Locate each line holding the string "phase" and copy it.
-- START PROVIDED RECORDS --
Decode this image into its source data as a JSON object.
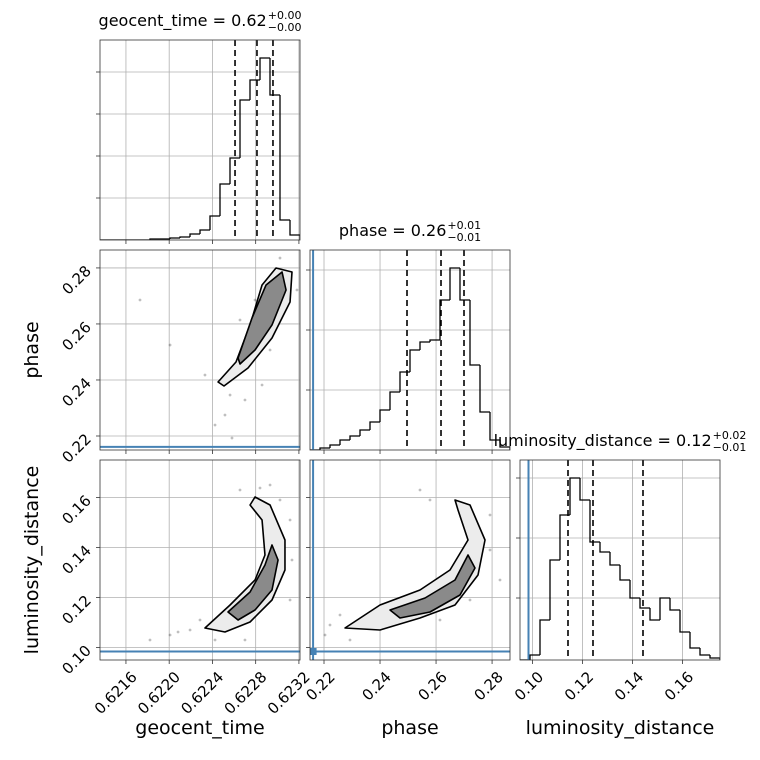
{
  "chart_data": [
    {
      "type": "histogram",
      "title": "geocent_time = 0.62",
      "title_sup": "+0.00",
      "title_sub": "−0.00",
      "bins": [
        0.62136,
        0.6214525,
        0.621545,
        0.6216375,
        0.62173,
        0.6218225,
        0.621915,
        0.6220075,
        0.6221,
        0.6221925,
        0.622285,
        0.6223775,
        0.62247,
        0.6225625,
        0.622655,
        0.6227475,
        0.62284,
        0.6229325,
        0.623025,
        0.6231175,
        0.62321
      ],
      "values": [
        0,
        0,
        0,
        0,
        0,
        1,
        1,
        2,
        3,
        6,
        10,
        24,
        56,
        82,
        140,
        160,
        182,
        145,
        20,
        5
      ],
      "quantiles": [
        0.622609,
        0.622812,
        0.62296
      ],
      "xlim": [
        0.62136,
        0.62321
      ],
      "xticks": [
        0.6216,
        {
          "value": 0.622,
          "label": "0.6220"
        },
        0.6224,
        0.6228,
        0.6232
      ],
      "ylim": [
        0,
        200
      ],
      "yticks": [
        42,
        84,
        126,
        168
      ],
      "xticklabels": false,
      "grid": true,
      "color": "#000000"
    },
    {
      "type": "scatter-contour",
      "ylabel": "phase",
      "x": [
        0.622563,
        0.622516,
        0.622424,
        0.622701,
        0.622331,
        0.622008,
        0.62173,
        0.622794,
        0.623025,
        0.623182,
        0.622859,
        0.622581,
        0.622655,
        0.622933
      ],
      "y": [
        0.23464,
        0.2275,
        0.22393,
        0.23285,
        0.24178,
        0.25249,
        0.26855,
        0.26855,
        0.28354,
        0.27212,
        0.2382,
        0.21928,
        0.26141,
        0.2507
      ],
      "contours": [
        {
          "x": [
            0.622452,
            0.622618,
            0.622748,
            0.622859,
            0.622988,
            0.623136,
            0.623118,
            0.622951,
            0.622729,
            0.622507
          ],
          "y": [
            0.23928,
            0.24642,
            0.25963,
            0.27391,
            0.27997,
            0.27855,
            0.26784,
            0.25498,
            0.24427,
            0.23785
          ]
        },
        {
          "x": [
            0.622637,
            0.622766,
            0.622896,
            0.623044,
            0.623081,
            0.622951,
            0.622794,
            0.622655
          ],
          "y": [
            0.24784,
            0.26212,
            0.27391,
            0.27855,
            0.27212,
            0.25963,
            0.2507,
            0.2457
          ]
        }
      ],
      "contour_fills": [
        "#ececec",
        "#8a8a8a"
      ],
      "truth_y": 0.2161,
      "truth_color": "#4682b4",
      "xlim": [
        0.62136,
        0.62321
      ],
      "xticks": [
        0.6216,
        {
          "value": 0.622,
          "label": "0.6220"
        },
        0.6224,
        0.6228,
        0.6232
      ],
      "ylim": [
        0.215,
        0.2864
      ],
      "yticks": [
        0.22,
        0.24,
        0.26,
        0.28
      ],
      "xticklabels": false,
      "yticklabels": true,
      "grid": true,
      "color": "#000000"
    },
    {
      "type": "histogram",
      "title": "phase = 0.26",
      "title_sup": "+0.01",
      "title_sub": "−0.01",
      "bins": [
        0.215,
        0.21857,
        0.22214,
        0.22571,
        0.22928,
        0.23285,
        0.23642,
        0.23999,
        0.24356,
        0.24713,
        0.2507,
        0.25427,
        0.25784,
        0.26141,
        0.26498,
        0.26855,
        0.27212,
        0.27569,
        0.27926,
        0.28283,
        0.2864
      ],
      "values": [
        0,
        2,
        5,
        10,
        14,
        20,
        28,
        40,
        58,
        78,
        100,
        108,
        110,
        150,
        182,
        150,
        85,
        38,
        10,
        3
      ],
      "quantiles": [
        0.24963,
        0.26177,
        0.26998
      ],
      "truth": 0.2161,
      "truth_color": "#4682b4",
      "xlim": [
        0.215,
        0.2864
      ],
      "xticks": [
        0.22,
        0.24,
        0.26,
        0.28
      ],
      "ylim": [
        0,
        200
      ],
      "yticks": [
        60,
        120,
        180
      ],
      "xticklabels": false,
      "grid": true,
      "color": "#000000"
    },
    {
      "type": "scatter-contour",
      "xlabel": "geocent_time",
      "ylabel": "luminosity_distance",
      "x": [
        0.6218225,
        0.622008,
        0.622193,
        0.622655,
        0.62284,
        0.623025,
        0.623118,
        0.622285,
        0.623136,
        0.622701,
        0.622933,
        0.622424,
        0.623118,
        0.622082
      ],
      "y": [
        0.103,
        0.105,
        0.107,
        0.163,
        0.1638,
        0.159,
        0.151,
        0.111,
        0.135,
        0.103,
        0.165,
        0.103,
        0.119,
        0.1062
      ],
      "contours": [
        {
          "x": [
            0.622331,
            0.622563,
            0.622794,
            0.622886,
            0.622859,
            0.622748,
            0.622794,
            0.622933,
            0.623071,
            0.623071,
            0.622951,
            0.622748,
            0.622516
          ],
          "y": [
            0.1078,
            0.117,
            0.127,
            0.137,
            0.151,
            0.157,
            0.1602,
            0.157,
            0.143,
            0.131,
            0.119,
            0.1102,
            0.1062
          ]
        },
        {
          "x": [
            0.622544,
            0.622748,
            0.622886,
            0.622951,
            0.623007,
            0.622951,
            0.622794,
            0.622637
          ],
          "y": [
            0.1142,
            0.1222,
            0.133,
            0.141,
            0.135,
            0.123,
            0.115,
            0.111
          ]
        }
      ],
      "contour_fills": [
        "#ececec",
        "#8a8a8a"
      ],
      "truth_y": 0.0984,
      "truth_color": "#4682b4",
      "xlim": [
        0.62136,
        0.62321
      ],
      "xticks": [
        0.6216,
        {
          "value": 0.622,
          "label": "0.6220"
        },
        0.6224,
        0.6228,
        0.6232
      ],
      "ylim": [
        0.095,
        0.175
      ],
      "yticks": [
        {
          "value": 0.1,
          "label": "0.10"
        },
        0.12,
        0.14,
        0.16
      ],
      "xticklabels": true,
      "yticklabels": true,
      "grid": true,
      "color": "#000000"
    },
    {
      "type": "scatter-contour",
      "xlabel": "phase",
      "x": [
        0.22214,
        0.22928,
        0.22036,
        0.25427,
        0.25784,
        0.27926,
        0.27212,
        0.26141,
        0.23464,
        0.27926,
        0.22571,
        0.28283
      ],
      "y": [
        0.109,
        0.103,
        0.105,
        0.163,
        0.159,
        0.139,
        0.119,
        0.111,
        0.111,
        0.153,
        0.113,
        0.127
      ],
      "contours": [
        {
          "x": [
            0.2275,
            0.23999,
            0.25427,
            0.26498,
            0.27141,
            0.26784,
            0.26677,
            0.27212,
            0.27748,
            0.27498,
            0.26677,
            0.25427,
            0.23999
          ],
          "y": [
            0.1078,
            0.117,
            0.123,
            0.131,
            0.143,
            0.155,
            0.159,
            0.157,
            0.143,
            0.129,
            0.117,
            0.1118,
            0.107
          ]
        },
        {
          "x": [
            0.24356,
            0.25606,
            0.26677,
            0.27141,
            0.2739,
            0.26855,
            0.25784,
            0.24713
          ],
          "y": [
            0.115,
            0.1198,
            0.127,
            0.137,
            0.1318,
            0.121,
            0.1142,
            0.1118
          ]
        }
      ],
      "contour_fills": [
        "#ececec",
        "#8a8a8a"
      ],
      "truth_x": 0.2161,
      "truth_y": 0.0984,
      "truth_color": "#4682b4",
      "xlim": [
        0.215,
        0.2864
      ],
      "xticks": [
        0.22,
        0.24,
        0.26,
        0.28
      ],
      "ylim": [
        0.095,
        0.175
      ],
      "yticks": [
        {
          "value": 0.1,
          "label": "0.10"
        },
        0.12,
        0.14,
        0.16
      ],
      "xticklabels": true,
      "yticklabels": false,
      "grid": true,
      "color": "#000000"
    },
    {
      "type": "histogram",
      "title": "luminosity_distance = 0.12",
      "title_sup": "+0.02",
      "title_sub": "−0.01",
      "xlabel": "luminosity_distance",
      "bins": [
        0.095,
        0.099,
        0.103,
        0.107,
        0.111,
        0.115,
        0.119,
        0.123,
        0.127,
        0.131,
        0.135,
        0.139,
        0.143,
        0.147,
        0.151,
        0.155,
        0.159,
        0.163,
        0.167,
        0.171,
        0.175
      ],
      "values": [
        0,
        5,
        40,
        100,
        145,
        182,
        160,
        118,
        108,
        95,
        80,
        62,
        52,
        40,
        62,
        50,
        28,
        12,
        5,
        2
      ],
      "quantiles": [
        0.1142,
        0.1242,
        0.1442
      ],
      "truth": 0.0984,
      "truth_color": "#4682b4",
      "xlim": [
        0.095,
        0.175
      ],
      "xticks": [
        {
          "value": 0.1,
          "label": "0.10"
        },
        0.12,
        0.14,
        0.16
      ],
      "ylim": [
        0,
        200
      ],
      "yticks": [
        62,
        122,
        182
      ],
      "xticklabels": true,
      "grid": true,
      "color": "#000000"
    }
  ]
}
-- END PROVIDED RECORDS --
** ANSWER TO THE TASK **
      "ylabel": "phase",
      "title": "phase = 0.26",
      "xlabel": "phase",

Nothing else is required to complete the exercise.